WORKING DATA:
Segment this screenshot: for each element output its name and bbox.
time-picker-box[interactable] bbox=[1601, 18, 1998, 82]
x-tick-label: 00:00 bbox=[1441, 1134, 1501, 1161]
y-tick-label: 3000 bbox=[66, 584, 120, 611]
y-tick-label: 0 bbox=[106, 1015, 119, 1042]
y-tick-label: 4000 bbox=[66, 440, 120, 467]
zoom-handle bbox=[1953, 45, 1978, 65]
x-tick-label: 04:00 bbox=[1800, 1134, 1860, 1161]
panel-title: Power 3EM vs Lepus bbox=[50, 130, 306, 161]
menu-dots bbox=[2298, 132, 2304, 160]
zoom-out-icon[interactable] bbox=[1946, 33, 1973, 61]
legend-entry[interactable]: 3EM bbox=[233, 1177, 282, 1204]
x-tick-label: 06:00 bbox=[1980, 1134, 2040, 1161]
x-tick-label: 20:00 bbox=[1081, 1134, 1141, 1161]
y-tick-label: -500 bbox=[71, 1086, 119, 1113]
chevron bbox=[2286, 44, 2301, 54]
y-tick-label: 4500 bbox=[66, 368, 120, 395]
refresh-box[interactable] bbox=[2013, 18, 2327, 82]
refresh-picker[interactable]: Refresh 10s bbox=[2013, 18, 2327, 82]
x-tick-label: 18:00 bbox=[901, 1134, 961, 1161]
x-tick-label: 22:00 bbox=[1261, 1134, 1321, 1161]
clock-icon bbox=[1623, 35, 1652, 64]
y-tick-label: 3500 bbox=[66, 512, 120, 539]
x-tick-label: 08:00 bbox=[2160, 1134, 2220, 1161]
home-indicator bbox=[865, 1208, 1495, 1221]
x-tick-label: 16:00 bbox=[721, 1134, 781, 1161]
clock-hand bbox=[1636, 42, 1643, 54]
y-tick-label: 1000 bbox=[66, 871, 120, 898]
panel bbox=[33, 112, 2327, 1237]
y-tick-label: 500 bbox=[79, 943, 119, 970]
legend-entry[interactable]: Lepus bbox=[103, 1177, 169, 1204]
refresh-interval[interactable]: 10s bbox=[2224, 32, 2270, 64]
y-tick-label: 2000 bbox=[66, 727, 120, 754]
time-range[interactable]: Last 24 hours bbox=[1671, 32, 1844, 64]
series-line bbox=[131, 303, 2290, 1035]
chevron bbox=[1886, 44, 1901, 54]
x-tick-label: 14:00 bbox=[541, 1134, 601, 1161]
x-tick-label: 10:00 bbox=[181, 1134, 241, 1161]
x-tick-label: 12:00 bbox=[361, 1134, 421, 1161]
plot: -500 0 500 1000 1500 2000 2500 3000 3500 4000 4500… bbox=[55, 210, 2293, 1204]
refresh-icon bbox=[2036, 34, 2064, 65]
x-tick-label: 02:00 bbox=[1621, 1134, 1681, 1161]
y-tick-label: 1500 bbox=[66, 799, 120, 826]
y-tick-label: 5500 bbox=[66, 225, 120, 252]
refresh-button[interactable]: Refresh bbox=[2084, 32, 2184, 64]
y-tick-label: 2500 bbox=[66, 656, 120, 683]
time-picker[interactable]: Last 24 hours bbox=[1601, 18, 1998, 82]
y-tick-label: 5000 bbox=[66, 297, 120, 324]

GOAL OF THE EXERCISE:
Copy every line of the data above verbatim, in the same order.

WRITTEN REPLY:
Segment this screenshot: for each element output its name and bbox.
time-picker-box[interactable] bbox=[1601, 18, 1998, 82]
x-tick-label: 00:00 bbox=[1441, 1134, 1501, 1161]
y-tick-label: 3000 bbox=[66, 584, 120, 611]
y-tick-label: 0 bbox=[106, 1015, 119, 1042]
y-tick-label: 4000 bbox=[66, 440, 120, 467]
zoom-handle bbox=[1953, 45, 1978, 65]
x-tick-label: 04:00 bbox=[1800, 1134, 1860, 1161]
panel-title: Power 3EM vs Lepus bbox=[50, 130, 306, 161]
menu-dots bbox=[2298, 132, 2304, 160]
zoom-out-icon[interactable] bbox=[1946, 33, 1973, 61]
legend-entry[interactable]: 3EM bbox=[233, 1177, 282, 1204]
x-tick-label: 06:00 bbox=[1980, 1134, 2040, 1161]
x-tick-label: 20:00 bbox=[1081, 1134, 1141, 1161]
y-tick-label: -500 bbox=[71, 1086, 119, 1113]
chevron bbox=[2286, 44, 2301, 54]
y-tick-label: 4500 bbox=[66, 368, 120, 395]
refresh-box[interactable] bbox=[2013, 18, 2327, 82]
refresh-picker[interactable]: Refresh 10s bbox=[2013, 18, 2327, 82]
x-tick-label: 18:00 bbox=[901, 1134, 961, 1161]
x-tick-label: 22:00 bbox=[1261, 1134, 1321, 1161]
clock-icon bbox=[1623, 35, 1652, 64]
y-tick-label: 3500 bbox=[66, 512, 120, 539]
x-tick-label: 08:00 bbox=[2160, 1134, 2220, 1161]
home-indicator bbox=[865, 1208, 1495, 1221]
x-tick-label: 16:00 bbox=[721, 1134, 781, 1161]
clock-hand bbox=[1636, 42, 1643, 54]
y-tick-label: 1000 bbox=[66, 871, 120, 898]
panel bbox=[33, 112, 2327, 1237]
y-tick-label: 500 bbox=[79, 943, 119, 970]
legend-entry[interactable]: Lepus bbox=[103, 1177, 169, 1204]
refresh-interval[interactable]: 10s bbox=[2224, 32, 2270, 64]
y-tick-label: 2000 bbox=[66, 727, 120, 754]
time-range[interactable]: Last 24 hours bbox=[1671, 32, 1844, 64]
series-line bbox=[131, 303, 2290, 1035]
chevron bbox=[1886, 44, 1901, 54]
x-tick-label: 14:00 bbox=[541, 1134, 601, 1161]
x-tick-label: 10:00 bbox=[181, 1134, 241, 1161]
x-tick-label: 12:00 bbox=[361, 1134, 421, 1161]
plot: -500 0 500 1000 1500 2000 2500 3000 3500 4000 4500… bbox=[55, 210, 2293, 1204]
refresh-icon bbox=[2036, 34, 2064, 65]
x-tick-label: 02:00 bbox=[1621, 1134, 1681, 1161]
y-tick-label: 1500 bbox=[66, 799, 120, 826]
y-tick-label: 5500 bbox=[66, 225, 120, 252]
refresh-button[interactable]: Refresh bbox=[2084, 32, 2184, 64]
y-tick-label: 2500 bbox=[66, 656, 120, 683]
time-picker[interactable]: Last 24 hours bbox=[1601, 18, 1998, 82]
y-tick-label: 5000 bbox=[66, 297, 120, 324]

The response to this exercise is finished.